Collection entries
◇ ◇ ◇ ◇
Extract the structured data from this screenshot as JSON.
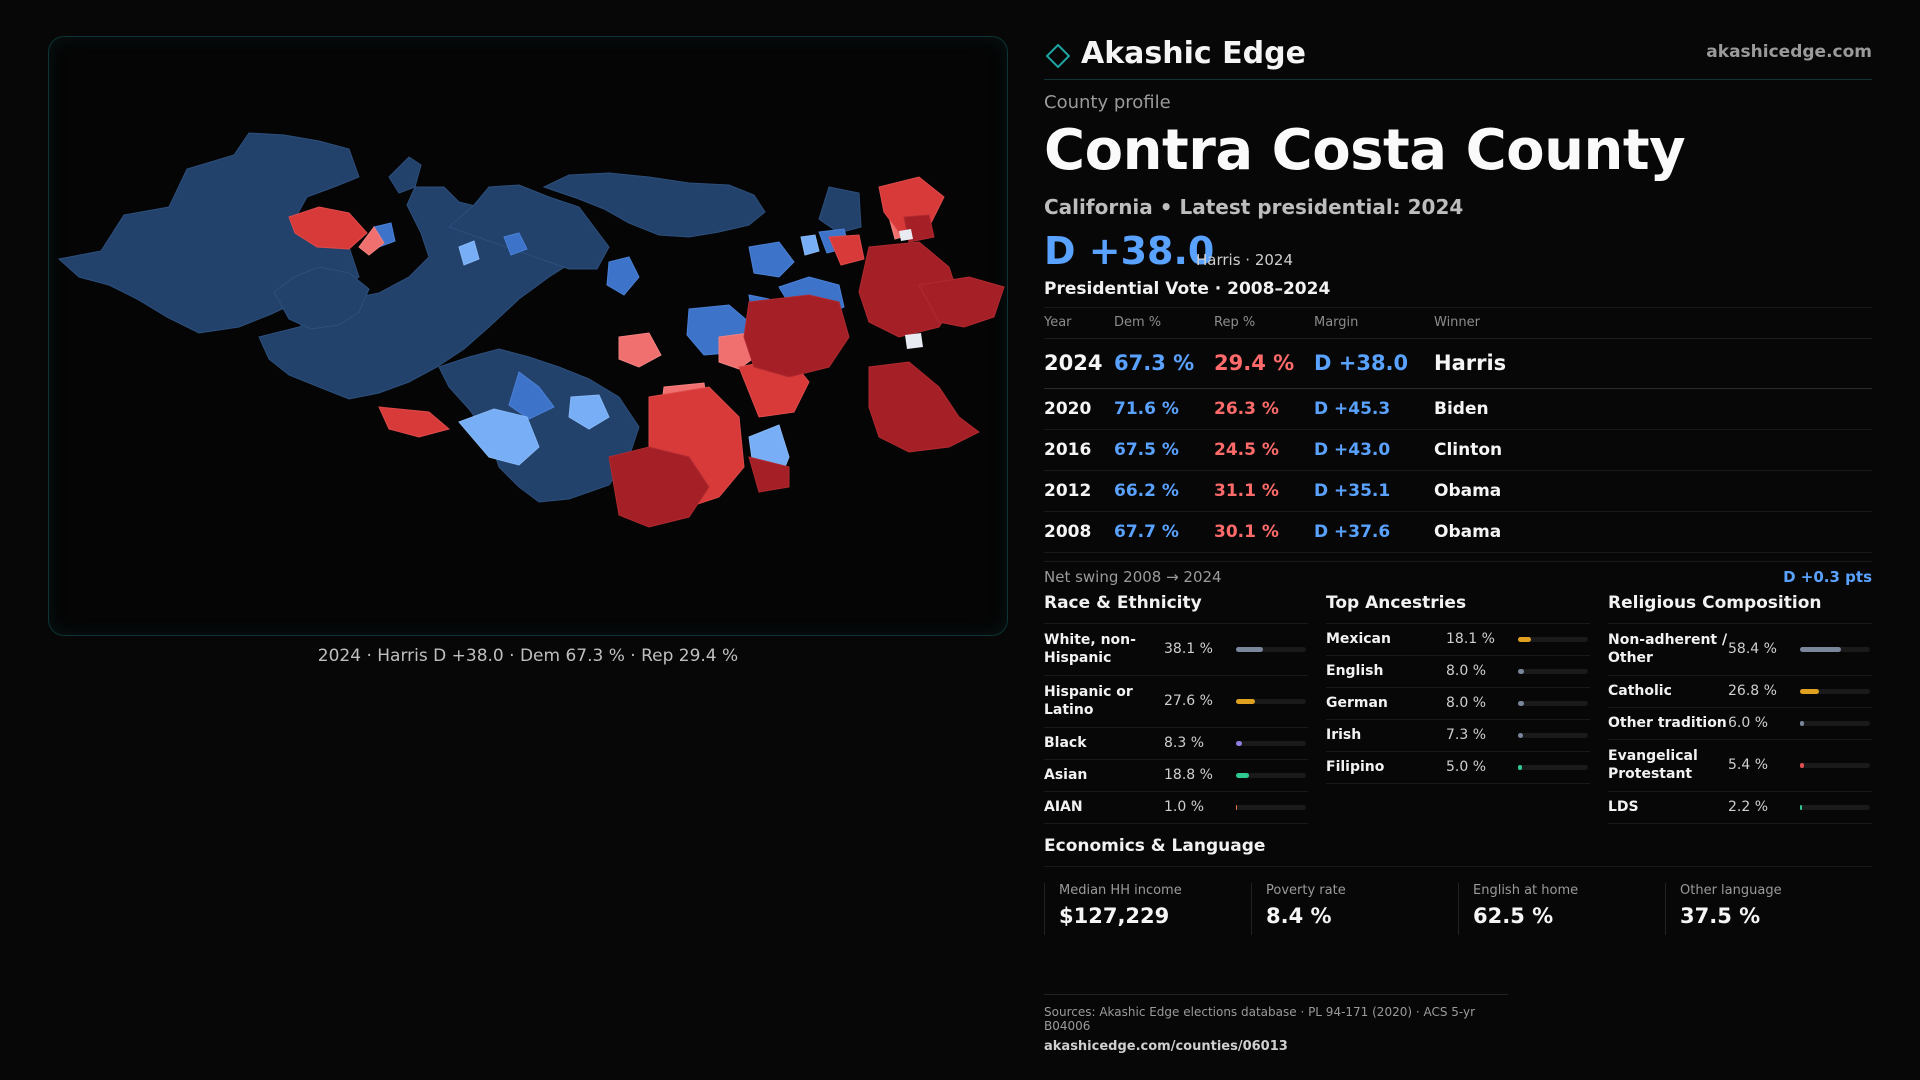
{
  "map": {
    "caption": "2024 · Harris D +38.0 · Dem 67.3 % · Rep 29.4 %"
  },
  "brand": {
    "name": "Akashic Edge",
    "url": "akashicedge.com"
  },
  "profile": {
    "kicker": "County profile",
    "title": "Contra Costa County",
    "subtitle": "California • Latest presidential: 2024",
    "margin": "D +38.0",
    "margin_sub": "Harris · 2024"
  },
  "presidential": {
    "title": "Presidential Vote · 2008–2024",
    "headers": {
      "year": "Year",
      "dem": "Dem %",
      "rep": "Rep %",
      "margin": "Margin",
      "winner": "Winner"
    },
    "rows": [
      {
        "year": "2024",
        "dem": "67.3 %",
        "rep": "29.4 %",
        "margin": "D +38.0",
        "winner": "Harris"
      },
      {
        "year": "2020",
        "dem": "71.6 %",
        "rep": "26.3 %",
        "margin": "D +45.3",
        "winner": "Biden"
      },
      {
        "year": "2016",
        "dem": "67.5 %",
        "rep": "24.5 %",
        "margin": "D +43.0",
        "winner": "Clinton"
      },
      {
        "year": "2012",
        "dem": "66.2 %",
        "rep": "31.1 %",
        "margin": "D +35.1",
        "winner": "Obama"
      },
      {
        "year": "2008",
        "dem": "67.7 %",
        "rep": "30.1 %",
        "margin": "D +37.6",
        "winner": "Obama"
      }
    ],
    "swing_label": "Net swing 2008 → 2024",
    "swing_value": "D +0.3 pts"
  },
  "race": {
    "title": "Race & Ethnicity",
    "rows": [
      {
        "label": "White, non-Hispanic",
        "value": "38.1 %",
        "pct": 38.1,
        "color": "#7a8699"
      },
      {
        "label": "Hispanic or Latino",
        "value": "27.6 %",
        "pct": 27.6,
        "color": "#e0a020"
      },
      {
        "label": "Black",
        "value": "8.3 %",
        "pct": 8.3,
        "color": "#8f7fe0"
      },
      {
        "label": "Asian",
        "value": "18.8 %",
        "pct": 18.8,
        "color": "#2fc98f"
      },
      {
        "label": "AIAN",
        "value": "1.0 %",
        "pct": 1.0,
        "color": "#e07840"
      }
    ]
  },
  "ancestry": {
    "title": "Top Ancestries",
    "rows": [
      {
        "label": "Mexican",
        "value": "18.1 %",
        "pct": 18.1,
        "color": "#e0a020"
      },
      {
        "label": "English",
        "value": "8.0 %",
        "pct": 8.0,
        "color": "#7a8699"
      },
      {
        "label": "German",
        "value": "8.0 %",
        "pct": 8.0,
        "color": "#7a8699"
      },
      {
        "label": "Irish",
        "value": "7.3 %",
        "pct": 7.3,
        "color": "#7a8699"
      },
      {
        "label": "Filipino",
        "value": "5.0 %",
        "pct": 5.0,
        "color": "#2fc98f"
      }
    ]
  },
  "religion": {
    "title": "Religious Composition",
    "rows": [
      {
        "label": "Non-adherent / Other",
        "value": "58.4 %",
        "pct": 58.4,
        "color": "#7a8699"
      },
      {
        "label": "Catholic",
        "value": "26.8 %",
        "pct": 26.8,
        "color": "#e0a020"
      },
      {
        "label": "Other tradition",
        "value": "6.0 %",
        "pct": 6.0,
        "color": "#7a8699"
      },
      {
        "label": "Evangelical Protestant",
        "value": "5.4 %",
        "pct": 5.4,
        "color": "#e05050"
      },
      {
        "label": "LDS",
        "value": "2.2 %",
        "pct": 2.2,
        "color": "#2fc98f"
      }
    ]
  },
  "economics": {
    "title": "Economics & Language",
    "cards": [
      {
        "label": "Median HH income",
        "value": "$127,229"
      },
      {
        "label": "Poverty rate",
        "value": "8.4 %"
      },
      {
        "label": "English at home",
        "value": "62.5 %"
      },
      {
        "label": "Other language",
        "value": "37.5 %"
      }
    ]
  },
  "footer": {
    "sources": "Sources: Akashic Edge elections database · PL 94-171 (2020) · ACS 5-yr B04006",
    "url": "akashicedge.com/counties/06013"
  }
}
◇ ◇ ◇ ◇
▶ [AIM]:
Omit the pictures, then output the rest of the listing exactly.

▶ [RESPONSE TO THE EXERCISE]:
Extract the structured data from this screenshot as JSON.
{
  "map": {
    "caption": "2024 · Harris D +38.0 · Dem 67.3 % · Rep 29.4 %"
  },
  "brand": {
    "name": "Akashic Edge",
    "url": "akashicedge.com"
  },
  "profile": {
    "kicker": "County profile",
    "title": "Contra Costa County",
    "subtitle": "California • Latest presidential: 2024",
    "margin": "D +38.0",
    "margin_sub": "Harris · 2024"
  },
  "presidential": {
    "title": "Presidential Vote · 2008–2024",
    "headers": {
      "year": "Year",
      "dem": "Dem %",
      "rep": "Rep %",
      "margin": "Margin",
      "winner": "Winner"
    },
    "rows": [
      {
        "year": "2024",
        "dem": "67.3 %",
        "rep": "29.4 %",
        "margin": "D +38.0",
        "winner": "Harris"
      },
      {
        "year": "2020",
        "dem": "71.6 %",
        "rep": "26.3 %",
        "margin": "D +45.3",
        "winner": "Biden"
      },
      {
        "year": "2016",
        "dem": "67.5 %",
        "rep": "24.5 %",
        "margin": "D +43.0",
        "winner": "Clinton"
      },
      {
        "year": "2012",
        "dem": "66.2 %",
        "rep": "31.1 %",
        "margin": "D +35.1",
        "winner": "Obama"
      },
      {
        "year": "2008",
        "dem": "67.7 %",
        "rep": "30.1 %",
        "margin": "D +37.6",
        "winner": "Obama"
      }
    ],
    "swing_label": "Net swing 2008 → 2024",
    "swing_value": "D +0.3 pts"
  },
  "race": {
    "title": "Race & Ethnicity",
    "rows": [
      {
        "label": "White, non-Hispanic",
        "value": "38.1 %",
        "pct": 38.1,
        "color": "#7a8699"
      },
      {
        "label": "Hispanic or Latino",
        "value": "27.6 %",
        "pct": 27.6,
        "color": "#e0a020"
      },
      {
        "label": "Black",
        "value": "8.3 %",
        "pct": 8.3,
        "color": "#8f7fe0"
      },
      {
        "label": "Asian",
        "value": "18.8 %",
        "pct": 18.8,
        "color": "#2fc98f"
      },
      {
        "label": "AIAN",
        "value": "1.0 %",
        "pct": 1.0,
        "color": "#e07840"
      }
    ]
  },
  "ancestry": {
    "title": "Top Ancestries",
    "rows": [
      {
        "label": "Mexican",
        "value": "18.1 %",
        "pct": 18.1,
        "color": "#e0a020"
      },
      {
        "label": "English",
        "value": "8.0 %",
        "pct": 8.0,
        "color": "#7a8699"
      },
      {
        "label": "German",
        "value": "8.0 %",
        "pct": 8.0,
        "color": "#7a8699"
      },
      {
        "label": "Irish",
        "value": "7.3 %",
        "pct": 7.3,
        "color": "#7a8699"
      },
      {
        "label": "Filipino",
        "value": "5.0 %",
        "pct": 5.0,
        "color": "#2fc98f"
      }
    ]
  },
  "religion": {
    "title": "Religious Composition",
    "rows": [
      {
        "label": "Non-adherent / Other",
        "value": "58.4 %",
        "pct": 58.4,
        "color": "#7a8699"
      },
      {
        "label": "Catholic",
        "value": "26.8 %",
        "pct": 26.8,
        "color": "#e0a020"
      },
      {
        "label": "Other tradition",
        "value": "6.0 %",
        "pct": 6.0,
        "color": "#7a8699"
      },
      {
        "label": "Evangelical Protestant",
        "value": "5.4 %",
        "pct": 5.4,
        "color": "#e05050"
      },
      {
        "label": "LDS",
        "value": "2.2 %",
        "pct": 2.2,
        "color": "#2fc98f"
      }
    ]
  },
  "economics": {
    "title": "Economics & Language",
    "cards": [
      {
        "label": "Median HH income",
        "value": "$127,229"
      },
      {
        "label": "Poverty rate",
        "value": "8.4 %"
      },
      {
        "label": "English at home",
        "value": "62.5 %"
      },
      {
        "label": "Other language",
        "value": "37.5 %"
      }
    ]
  },
  "footer": {
    "sources": "Sources: Akashic Edge elections database · PL 94-171 (2020) · ACS 5-yr B04006",
    "url": "akashicedge.com/counties/06013"
  }
}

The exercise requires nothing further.